Objective: Leave out the pictures; transcribe all else exactly.

+++++

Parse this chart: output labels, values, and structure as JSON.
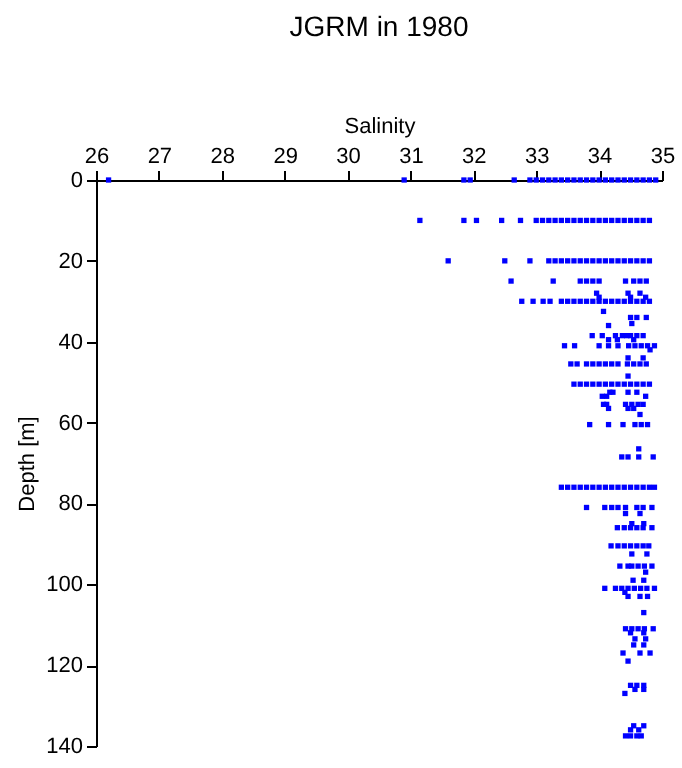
{
  "chart_data": {
    "type": "scatter",
    "title": "JGRM in 1980",
    "xlabel": "Salinity",
    "ylabel": "Depth [m]",
    "xlim": [
      26,
      35
    ],
    "xticks": [
      26,
      27,
      28,
      29,
      30,
      31,
      32,
      33,
      34,
      35
    ],
    "ylim": [
      140,
      0
    ],
    "yticks": [
      0,
      20,
      40,
      60,
      80,
      100,
      120,
      140
    ],
    "grid": false,
    "marker": "square",
    "series": [
      {
        "color": "#0000ff",
        "x": [
          26.2,
          30.9,
          31.85,
          31.95,
          32.65,
          32.9,
          33.0,
          33.1,
          33.2,
          33.3,
          33.4,
          33.5,
          33.6,
          33.7,
          33.8,
          33.9,
          34.0,
          34.1,
          34.2,
          34.3,
          34.4,
          34.5,
          34.6,
          34.7,
          34.8,
          34.9,
          31.15,
          31.85,
          32.05,
          32.45,
          32.75,
          33.0,
          33.1,
          33.2,
          33.3,
          33.4,
          33.5,
          33.6,
          33.7,
          33.8,
          33.9,
          34.0,
          34.1,
          34.2,
          34.3,
          34.4,
          34.5,
          34.6,
          34.7,
          34.8,
          31.6,
          32.5,
          32.9,
          33.2,
          33.3,
          33.4,
          33.5,
          33.6,
          33.7,
          33.8,
          33.9,
          34.0,
          34.1,
          34.2,
          34.3,
          34.4,
          34.5,
          34.6,
          34.7,
          34.8,
          32.6,
          33.27,
          33.7,
          33.8,
          33.9,
          34.0,
          34.42,
          34.55,
          34.65,
          34.75,
          33.96,
          34.46,
          34.65,
          34.0,
          34.5,
          34.74,
          32.77,
          32.95,
          33.11,
          33.22,
          33.4,
          33.5,
          33.6,
          33.7,
          33.8,
          33.9,
          34.0,
          34.1,
          34.2,
          34.3,
          34.4,
          34.5,
          34.6,
          34.7,
          34.8,
          34.07,
          34.5,
          34.6,
          34.75,
          34.52,
          34.15,
          33.89,
          34.05,
          34.26,
          34.37,
          34.44,
          34.5,
          34.6,
          34.7,
          34.15,
          34.29,
          34.55,
          33.45,
          33.61,
          34.0,
          34.15,
          34.3,
          34.47,
          34.57,
          34.67,
          34.77,
          34.88,
          34.81,
          34.46,
          34.7,
          33.55,
          33.65,
          33.8,
          33.9,
          34.0,
          34.1,
          34.2,
          34.3,
          34.45,
          34.55,
          34.65,
          34.75,
          34.46,
          33.6,
          33.7,
          33.8,
          33.9,
          34.0,
          34.1,
          34.2,
          34.3,
          34.4,
          34.5,
          34.6,
          34.7,
          34.8,
          34.17,
          34.22,
          34.46,
          34.6,
          34.74,
          34.05,
          34.12,
          34.07,
          34.12,
          34.42,
          34.52,
          34.62,
          34.7,
          34.15,
          34.46,
          34.55,
          34.65,
          33.85,
          34.15,
          34.38,
          34.57,
          34.67,
          34.77,
          34.63,
          34.36,
          34.46,
          34.63,
          34.86,
          33.4,
          33.5,
          33.6,
          33.7,
          33.8,
          33.9,
          34.0,
          34.1,
          34.2,
          34.3,
          34.4,
          34.5,
          34.6,
          34.7,
          34.8,
          34.88,
          33.8,
          34.09,
          34.2,
          34.3,
          34.42,
          34.6,
          34.7,
          34.84,
          34.42,
          34.65,
          34.52,
          34.71,
          34.29,
          34.4,
          34.5,
          34.6,
          34.7,
          34.84,
          34.19,
          34.3,
          34.4,
          34.5,
          34.6,
          34.7,
          34.79,
          34.52,
          34.76,
          34.33,
          34.46,
          34.52,
          34.62,
          34.72,
          34.84,
          34.74,
          34.54,
          34.71,
          34.09,
          34.26,
          34.36,
          34.46,
          34.56,
          34.66,
          34.76,
          34.88,
          34.41,
          34.46,
          34.65,
          34.77,
          34.71,
          34.42,
          34.52,
          34.62,
          34.72,
          34.86,
          34.5,
          34.71,
          34.57,
          34.74,
          34.55,
          34.71,
          34.38,
          34.65,
          34.81,
          34.46,
          34.5,
          34.6,
          34.71,
          34.57,
          34.71,
          34.41,
          34.55,
          34.71,
          34.5,
          34.63,
          34.42,
          34.5,
          34.6,
          34.67
        ],
        "values": [
          0,
          0,
          0,
          0,
          0,
          0,
          0,
          0,
          0,
          0,
          0,
          0,
          0,
          0,
          0,
          0,
          0,
          0,
          0,
          0,
          0,
          0,
          0,
          0,
          0,
          0,
          10,
          10,
          10,
          10,
          10,
          10,
          10,
          10,
          10,
          10,
          10,
          10,
          10,
          10,
          10,
          10,
          10,
          10,
          10,
          10,
          10,
          10,
          10,
          10,
          20,
          20,
          20,
          20,
          20,
          20,
          20,
          20,
          20,
          20,
          20,
          20,
          20,
          20,
          20,
          20,
          20,
          20,
          20,
          20,
          25,
          25,
          25,
          25,
          25,
          25,
          25,
          25,
          25,
          25,
          28,
          28,
          28,
          29,
          29,
          29,
          30,
          30,
          30,
          30,
          30,
          30,
          30,
          30,
          30,
          30,
          30,
          30,
          30,
          30,
          30,
          30,
          30,
          30,
          30,
          32.5,
          34,
          34,
          34,
          35.5,
          36,
          38.5,
          38.5,
          38.5,
          38.5,
          38.5,
          38.5,
          38.5,
          38.5,
          39.5,
          39.5,
          39.5,
          41,
          41,
          41,
          41,
          41,
          41,
          41,
          41,
          41,
          41,
          42,
          44,
          44,
          45.5,
          45.5,
          45.5,
          45.5,
          45.5,
          45.5,
          45.5,
          45.5,
          45.5,
          45.5,
          45.5,
          45.5,
          48.5,
          50.5,
          50.5,
          50.5,
          50.5,
          50.5,
          50.5,
          50.5,
          50.5,
          50.5,
          50.5,
          50.5,
          50.5,
          50.5,
          52.5,
          52.5,
          52.5,
          52.5,
          53.5,
          53.5,
          53.5,
          55.5,
          55.5,
          55.5,
          55.5,
          55.5,
          55.5,
          56.5,
          56.5,
          56.5,
          58,
          60.5,
          60.5,
          60.5,
          60.5,
          60.5,
          60.5,
          66.5,
          68.5,
          68.5,
          68.5,
          68.5,
          76,
          76,
          76,
          76,
          76,
          76,
          76,
          76,
          76,
          76,
          76,
          76,
          76,
          76,
          76,
          76,
          81,
          81,
          81,
          81,
          81,
          81,
          81,
          81,
          82.5,
          82.5,
          85,
          85,
          86,
          86,
          86,
          86,
          86,
          86,
          90.5,
          90.5,
          90.5,
          90.5,
          90.5,
          90.5,
          90.5,
          92.5,
          92.5,
          95.5,
          95.5,
          95.5,
          95.5,
          95.5,
          95.5,
          97,
          99,
          99,
          101,
          101,
          101,
          101,
          101,
          101,
          101,
          101,
          102,
          103,
          103,
          103,
          107,
          111,
          111,
          111,
          111,
          111,
          112,
          112,
          113.5,
          113.5,
          115,
          115,
          117,
          117,
          117,
          119,
          125,
          125,
          125,
          126,
          126,
          127,
          135,
          135,
          136,
          136,
          137.5,
          137.5,
          137.5,
          137.5
        ]
      }
    ]
  }
}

+++++

The answer:
Parse this chart: output labels, values, and structure as JSON.
{
  "chart_data": {
    "type": "scatter",
    "title": "JGRM in 1980",
    "xlabel": "Salinity",
    "ylabel": "Depth [m]",
    "xlim": [
      26,
      35
    ],
    "xticks": [
      26,
      27,
      28,
      29,
      30,
      31,
      32,
      33,
      34,
      35
    ],
    "ylim": [
      140,
      0
    ],
    "yticks": [
      0,
      20,
      40,
      60,
      80,
      100,
      120,
      140
    ],
    "grid": false,
    "marker": "square",
    "series": [
      {
        "color": "#0000ff",
        "x": [
          26.2,
          30.9,
          31.85,
          31.95,
          32.65,
          32.9,
          33.0,
          33.1,
          33.2,
          33.3,
          33.4,
          33.5,
          33.6,
          33.7,
          33.8,
          33.9,
          34.0,
          34.1,
          34.2,
          34.3,
          34.4,
          34.5,
          34.6,
          34.7,
          34.8,
          34.9,
          31.15,
          31.85,
          32.05,
          32.45,
          32.75,
          33.0,
          33.1,
          33.2,
          33.3,
          33.4,
          33.5,
          33.6,
          33.7,
          33.8,
          33.9,
          34.0,
          34.1,
          34.2,
          34.3,
          34.4,
          34.5,
          34.6,
          34.7,
          34.8,
          31.6,
          32.5,
          32.9,
          33.2,
          33.3,
          33.4,
          33.5,
          33.6,
          33.7,
          33.8,
          33.9,
          34.0,
          34.1,
          34.2,
          34.3,
          34.4,
          34.5,
          34.6,
          34.7,
          34.8,
          32.6,
          33.27,
          33.7,
          33.8,
          33.9,
          34.0,
          34.42,
          34.55,
          34.65,
          34.75,
          33.96,
          34.46,
          34.65,
          34.0,
          34.5,
          34.74,
          32.77,
          32.95,
          33.11,
          33.22,
          33.4,
          33.5,
          33.6,
          33.7,
          33.8,
          33.9,
          34.0,
          34.1,
          34.2,
          34.3,
          34.4,
          34.5,
          34.6,
          34.7,
          34.8,
          34.07,
          34.5,
          34.6,
          34.75,
          34.52,
          34.15,
          33.89,
          34.05,
          34.26,
          34.37,
          34.44,
          34.5,
          34.6,
          34.7,
          34.15,
          34.29,
          34.55,
          33.45,
          33.61,
          34.0,
          34.15,
          34.3,
          34.47,
          34.57,
          34.67,
          34.77,
          34.88,
          34.81,
          34.46,
          34.7,
          33.55,
          33.65,
          33.8,
          33.9,
          34.0,
          34.1,
          34.2,
          34.3,
          34.45,
          34.55,
          34.65,
          34.75,
          34.46,
          33.6,
          33.7,
          33.8,
          33.9,
          34.0,
          34.1,
          34.2,
          34.3,
          34.4,
          34.5,
          34.6,
          34.7,
          34.8,
          34.17,
          34.22,
          34.46,
          34.6,
          34.74,
          34.05,
          34.12,
          34.07,
          34.12,
          34.42,
          34.52,
          34.62,
          34.7,
          34.15,
          34.46,
          34.55,
          34.65,
          33.85,
          34.15,
          34.38,
          34.57,
          34.67,
          34.77,
          34.63,
          34.36,
          34.46,
          34.63,
          34.86,
          33.4,
          33.5,
          33.6,
          33.7,
          33.8,
          33.9,
          34.0,
          34.1,
          34.2,
          34.3,
          34.4,
          34.5,
          34.6,
          34.7,
          34.8,
          34.88,
          33.8,
          34.09,
          34.2,
          34.3,
          34.42,
          34.6,
          34.7,
          34.84,
          34.42,
          34.65,
          34.52,
          34.71,
          34.29,
          34.4,
          34.5,
          34.6,
          34.7,
          34.84,
          34.19,
          34.3,
          34.4,
          34.5,
          34.6,
          34.7,
          34.79,
          34.52,
          34.76,
          34.33,
          34.46,
          34.52,
          34.62,
          34.72,
          34.84,
          34.74,
          34.54,
          34.71,
          34.09,
          34.26,
          34.36,
          34.46,
          34.56,
          34.66,
          34.76,
          34.88,
          34.41,
          34.46,
          34.65,
          34.77,
          34.71,
          34.42,
          34.52,
          34.62,
          34.72,
          34.86,
          34.5,
          34.71,
          34.57,
          34.74,
          34.55,
          34.71,
          34.38,
          34.65,
          34.81,
          34.46,
          34.5,
          34.6,
          34.71,
          34.57,
          34.71,
          34.41,
          34.55,
          34.71,
          34.5,
          34.63,
          34.42,
          34.5,
          34.6,
          34.67
        ],
        "values": [
          0,
          0,
          0,
          0,
          0,
          0,
          0,
          0,
          0,
          0,
          0,
          0,
          0,
          0,
          0,
          0,
          0,
          0,
          0,
          0,
          0,
          0,
          0,
          0,
          0,
          0,
          10,
          10,
          10,
          10,
          10,
          10,
          10,
          10,
          10,
          10,
          10,
          10,
          10,
          10,
          10,
          10,
          10,
          10,
          10,
          10,
          10,
          10,
          10,
          10,
          20,
          20,
          20,
          20,
          20,
          20,
          20,
          20,
          20,
          20,
          20,
          20,
          20,
          20,
          20,
          20,
          20,
          20,
          20,
          20,
          25,
          25,
          25,
          25,
          25,
          25,
          25,
          25,
          25,
          25,
          28,
          28,
          28,
          29,
          29,
          29,
          30,
          30,
          30,
          30,
          30,
          30,
          30,
          30,
          30,
          30,
          30,
          30,
          30,
          30,
          30,
          30,
          30,
          30,
          30,
          32.5,
          34,
          34,
          34,
          35.5,
          36,
          38.5,
          38.5,
          38.5,
          38.5,
          38.5,
          38.5,
          38.5,
          38.5,
          39.5,
          39.5,
          39.5,
          41,
          41,
          41,
          41,
          41,
          41,
          41,
          41,
          41,
          41,
          42,
          44,
          44,
          45.5,
          45.5,
          45.5,
          45.5,
          45.5,
          45.5,
          45.5,
          45.5,
          45.5,
          45.5,
          45.5,
          45.5,
          48.5,
          50.5,
          50.5,
          50.5,
          50.5,
          50.5,
          50.5,
          50.5,
          50.5,
          50.5,
          50.5,
          50.5,
          50.5,
          50.5,
          52.5,
          52.5,
          52.5,
          52.5,
          53.5,
          53.5,
          53.5,
          55.5,
          55.5,
          55.5,
          55.5,
          55.5,
          55.5,
          56.5,
          56.5,
          56.5,
          58,
          60.5,
          60.5,
          60.5,
          60.5,
          60.5,
          60.5,
          66.5,
          68.5,
          68.5,
          68.5,
          68.5,
          76,
          76,
          76,
          76,
          76,
          76,
          76,
          76,
          76,
          76,
          76,
          76,
          76,
          76,
          76,
          76,
          81,
          81,
          81,
          81,
          81,
          81,
          81,
          81,
          82.5,
          82.5,
          85,
          85,
          86,
          86,
          86,
          86,
          86,
          86,
          90.5,
          90.5,
          90.5,
          90.5,
          90.5,
          90.5,
          90.5,
          92.5,
          92.5,
          95.5,
          95.5,
          95.5,
          95.5,
          95.5,
          95.5,
          97,
          99,
          99,
          101,
          101,
          101,
          101,
          101,
          101,
          101,
          101,
          102,
          103,
          103,
          103,
          107,
          111,
          111,
          111,
          111,
          111,
          112,
          112,
          113.5,
          113.5,
          115,
          115,
          117,
          117,
          117,
          119,
          125,
          125,
          125,
          126,
          126,
          127,
          135,
          135,
          136,
          136,
          137.5,
          137.5,
          137.5,
          137.5
        ]
      }
    ]
  }
}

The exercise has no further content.